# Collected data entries
+ + + + +
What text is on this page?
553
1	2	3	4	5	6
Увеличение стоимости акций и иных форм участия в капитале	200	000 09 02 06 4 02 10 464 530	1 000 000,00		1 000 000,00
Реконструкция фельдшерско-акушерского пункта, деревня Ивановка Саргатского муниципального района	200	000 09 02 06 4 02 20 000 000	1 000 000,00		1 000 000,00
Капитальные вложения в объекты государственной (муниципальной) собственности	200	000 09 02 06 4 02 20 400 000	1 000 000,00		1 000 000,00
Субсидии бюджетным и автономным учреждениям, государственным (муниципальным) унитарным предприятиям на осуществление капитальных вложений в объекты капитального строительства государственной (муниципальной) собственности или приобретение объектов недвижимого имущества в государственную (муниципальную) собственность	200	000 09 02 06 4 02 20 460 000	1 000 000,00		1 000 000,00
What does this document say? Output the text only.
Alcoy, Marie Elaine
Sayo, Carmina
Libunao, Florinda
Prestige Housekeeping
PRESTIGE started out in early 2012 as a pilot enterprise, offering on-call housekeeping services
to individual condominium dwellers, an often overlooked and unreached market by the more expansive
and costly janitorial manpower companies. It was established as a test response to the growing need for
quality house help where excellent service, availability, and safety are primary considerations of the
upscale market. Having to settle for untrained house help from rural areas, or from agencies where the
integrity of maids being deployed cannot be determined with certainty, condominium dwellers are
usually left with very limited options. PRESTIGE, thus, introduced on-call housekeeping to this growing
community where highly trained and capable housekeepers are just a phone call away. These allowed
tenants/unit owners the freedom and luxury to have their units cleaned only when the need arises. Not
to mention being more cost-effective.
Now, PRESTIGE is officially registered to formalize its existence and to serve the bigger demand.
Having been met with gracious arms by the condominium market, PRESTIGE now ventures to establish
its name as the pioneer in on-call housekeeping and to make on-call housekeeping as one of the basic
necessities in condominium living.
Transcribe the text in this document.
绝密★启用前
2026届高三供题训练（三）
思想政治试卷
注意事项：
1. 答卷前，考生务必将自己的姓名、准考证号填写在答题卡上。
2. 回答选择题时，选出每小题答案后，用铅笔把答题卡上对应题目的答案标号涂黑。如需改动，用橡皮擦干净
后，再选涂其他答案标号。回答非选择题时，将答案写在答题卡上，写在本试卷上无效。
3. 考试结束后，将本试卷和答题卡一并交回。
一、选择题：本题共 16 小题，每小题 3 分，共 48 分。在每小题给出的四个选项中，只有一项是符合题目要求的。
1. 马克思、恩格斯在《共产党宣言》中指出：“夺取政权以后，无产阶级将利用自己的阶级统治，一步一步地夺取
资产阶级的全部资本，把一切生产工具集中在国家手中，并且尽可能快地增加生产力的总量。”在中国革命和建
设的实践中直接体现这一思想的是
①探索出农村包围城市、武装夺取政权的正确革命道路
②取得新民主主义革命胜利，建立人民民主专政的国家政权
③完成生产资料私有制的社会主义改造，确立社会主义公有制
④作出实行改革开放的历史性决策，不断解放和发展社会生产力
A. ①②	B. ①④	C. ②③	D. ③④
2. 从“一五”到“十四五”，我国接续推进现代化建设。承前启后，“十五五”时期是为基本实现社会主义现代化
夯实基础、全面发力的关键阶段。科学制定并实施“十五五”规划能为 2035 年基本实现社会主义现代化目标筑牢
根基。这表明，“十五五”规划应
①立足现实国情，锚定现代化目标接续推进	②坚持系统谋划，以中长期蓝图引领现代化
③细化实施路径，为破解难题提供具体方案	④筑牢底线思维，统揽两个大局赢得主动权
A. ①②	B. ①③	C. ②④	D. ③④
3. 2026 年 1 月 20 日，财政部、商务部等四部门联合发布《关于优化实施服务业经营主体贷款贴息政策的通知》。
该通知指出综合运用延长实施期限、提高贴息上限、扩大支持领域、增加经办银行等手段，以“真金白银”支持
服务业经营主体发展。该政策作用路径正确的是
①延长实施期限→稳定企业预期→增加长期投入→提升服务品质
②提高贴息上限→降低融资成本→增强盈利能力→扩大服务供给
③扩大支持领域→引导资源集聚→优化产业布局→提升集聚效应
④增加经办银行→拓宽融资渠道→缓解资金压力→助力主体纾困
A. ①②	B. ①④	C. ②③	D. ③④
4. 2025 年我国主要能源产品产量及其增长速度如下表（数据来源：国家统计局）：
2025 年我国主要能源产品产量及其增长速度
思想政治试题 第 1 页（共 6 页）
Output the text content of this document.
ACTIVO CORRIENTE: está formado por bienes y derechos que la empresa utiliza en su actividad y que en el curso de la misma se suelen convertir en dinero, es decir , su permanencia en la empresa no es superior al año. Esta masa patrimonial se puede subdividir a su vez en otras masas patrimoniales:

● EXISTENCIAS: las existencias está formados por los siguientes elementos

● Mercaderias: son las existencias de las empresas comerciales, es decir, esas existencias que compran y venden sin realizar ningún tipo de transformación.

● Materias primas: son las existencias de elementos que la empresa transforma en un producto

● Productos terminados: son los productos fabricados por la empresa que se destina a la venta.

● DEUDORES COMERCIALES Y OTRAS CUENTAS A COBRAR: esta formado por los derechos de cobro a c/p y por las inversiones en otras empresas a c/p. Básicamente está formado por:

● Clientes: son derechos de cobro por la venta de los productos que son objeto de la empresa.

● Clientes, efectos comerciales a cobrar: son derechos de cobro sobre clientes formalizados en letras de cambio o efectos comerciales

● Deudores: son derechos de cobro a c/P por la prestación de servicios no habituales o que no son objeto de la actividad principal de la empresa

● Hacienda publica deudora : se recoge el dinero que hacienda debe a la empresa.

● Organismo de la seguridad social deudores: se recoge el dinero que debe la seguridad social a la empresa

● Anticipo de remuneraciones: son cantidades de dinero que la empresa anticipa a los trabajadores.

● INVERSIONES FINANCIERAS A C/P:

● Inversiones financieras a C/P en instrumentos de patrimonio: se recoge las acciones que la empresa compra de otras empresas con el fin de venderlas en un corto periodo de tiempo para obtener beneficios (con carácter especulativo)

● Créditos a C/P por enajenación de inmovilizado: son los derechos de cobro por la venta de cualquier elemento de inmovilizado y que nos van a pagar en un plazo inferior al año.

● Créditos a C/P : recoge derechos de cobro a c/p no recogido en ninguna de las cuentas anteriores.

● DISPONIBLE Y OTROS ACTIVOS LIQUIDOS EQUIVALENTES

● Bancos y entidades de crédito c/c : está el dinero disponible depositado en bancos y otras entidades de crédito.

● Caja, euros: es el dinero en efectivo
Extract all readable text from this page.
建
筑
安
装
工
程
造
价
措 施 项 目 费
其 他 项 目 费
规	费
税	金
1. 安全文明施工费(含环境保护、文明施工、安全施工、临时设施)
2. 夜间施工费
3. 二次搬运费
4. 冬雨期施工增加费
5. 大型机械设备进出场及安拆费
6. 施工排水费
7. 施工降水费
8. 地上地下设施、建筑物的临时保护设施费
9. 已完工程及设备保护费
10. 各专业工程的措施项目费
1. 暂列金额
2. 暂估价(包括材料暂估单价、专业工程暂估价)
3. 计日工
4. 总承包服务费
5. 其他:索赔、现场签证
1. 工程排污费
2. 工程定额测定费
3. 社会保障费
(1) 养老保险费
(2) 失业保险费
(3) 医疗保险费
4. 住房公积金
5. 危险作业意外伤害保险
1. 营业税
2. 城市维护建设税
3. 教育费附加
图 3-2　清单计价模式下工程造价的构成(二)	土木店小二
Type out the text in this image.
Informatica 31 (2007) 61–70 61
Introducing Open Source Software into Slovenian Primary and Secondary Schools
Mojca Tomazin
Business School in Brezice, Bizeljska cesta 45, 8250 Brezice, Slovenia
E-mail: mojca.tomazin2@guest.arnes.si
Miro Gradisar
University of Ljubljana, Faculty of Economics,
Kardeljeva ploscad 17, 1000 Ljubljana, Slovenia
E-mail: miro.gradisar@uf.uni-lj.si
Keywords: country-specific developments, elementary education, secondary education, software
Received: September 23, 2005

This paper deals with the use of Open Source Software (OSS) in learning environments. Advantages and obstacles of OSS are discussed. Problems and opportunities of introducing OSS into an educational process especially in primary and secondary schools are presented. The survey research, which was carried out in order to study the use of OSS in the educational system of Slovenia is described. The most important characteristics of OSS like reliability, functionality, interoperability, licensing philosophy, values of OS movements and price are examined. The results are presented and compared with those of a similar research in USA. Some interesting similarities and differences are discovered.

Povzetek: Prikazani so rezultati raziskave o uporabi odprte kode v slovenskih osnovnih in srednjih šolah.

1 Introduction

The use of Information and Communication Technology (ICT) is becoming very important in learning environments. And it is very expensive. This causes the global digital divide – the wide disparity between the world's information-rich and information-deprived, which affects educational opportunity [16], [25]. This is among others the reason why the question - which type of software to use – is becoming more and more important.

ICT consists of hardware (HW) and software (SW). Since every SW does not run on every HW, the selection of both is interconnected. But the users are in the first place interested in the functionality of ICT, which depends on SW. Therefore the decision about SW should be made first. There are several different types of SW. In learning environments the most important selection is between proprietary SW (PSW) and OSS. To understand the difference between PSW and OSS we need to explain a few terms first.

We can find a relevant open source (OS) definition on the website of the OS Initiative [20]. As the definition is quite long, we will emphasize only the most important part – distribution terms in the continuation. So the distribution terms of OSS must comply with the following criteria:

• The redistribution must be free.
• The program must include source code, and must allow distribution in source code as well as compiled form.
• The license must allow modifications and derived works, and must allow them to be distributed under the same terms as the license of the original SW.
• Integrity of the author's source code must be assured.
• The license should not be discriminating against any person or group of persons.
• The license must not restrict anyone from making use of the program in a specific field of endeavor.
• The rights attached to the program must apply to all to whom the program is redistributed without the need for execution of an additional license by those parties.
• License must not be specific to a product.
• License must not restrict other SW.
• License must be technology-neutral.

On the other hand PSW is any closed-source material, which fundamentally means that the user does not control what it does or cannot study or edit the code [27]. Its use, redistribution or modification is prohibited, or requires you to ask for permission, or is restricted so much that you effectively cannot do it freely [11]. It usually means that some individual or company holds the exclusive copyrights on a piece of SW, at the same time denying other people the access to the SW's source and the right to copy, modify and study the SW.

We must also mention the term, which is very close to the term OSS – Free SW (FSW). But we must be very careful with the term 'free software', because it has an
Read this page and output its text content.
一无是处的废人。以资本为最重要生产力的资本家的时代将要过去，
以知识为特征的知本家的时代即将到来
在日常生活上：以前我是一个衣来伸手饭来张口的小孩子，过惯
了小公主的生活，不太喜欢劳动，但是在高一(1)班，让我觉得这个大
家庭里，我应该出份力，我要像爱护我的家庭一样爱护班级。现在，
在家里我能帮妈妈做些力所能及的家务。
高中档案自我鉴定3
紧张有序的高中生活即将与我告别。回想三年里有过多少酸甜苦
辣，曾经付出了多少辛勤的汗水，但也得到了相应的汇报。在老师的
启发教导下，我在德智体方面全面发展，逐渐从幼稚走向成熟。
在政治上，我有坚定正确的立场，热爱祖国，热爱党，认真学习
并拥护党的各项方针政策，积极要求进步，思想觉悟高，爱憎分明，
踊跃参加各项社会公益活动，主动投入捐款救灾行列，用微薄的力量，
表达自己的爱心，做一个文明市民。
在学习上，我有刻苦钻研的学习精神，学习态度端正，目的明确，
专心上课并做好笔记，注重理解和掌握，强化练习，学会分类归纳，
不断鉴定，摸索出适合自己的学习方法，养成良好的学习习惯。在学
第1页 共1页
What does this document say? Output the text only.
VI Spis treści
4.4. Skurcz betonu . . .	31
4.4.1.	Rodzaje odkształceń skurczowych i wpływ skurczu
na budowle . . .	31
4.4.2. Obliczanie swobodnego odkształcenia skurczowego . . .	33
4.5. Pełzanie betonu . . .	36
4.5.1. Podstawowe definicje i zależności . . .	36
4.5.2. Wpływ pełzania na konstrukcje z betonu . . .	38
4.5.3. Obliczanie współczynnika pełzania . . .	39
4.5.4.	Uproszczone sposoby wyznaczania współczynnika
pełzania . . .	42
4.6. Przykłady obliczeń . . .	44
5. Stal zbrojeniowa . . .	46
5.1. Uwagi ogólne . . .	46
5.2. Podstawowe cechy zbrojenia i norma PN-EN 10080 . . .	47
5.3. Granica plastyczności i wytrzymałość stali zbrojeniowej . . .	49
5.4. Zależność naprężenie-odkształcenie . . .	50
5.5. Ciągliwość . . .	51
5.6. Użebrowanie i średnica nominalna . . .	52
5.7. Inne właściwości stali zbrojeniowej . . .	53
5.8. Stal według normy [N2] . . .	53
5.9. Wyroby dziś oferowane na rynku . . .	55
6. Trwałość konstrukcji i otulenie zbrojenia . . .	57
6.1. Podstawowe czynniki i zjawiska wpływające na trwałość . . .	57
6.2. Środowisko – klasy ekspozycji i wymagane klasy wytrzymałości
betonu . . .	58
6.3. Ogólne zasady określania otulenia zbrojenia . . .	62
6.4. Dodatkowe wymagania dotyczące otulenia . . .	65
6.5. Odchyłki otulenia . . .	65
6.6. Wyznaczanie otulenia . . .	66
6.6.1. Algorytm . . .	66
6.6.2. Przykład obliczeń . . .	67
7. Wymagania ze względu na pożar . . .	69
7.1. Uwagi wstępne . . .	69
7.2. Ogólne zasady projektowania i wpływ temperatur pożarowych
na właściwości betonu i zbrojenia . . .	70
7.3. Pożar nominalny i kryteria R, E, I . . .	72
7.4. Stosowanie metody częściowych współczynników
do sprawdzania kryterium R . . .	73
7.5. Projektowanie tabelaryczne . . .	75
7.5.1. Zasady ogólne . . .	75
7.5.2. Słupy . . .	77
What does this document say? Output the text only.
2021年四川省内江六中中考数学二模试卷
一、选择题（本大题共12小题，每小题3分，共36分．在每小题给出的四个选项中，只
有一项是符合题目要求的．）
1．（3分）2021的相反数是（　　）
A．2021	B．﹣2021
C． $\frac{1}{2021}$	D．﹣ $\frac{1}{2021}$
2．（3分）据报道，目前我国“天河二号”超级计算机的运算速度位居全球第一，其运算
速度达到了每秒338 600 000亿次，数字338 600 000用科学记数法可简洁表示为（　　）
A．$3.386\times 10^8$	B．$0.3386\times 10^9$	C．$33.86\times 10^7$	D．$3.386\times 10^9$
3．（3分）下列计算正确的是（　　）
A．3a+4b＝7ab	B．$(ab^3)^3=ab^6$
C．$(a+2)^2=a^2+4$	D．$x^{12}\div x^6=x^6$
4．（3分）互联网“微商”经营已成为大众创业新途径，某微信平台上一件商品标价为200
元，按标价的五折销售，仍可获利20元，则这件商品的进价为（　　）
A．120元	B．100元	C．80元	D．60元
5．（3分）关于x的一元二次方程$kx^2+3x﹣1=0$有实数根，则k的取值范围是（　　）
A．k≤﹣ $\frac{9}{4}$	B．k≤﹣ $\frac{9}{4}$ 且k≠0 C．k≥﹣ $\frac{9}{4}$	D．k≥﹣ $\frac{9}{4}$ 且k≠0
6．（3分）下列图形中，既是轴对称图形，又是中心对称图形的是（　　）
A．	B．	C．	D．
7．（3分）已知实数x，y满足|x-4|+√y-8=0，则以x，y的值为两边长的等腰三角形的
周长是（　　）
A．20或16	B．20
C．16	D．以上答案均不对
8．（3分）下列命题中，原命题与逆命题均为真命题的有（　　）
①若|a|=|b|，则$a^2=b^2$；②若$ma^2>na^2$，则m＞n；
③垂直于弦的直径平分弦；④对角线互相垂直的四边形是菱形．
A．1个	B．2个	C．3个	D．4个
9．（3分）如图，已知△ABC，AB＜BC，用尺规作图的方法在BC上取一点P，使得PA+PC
+ + + + +
# Problem description
Report how many lines of the data hold the string "individual"; give only the number.

# Complete output
2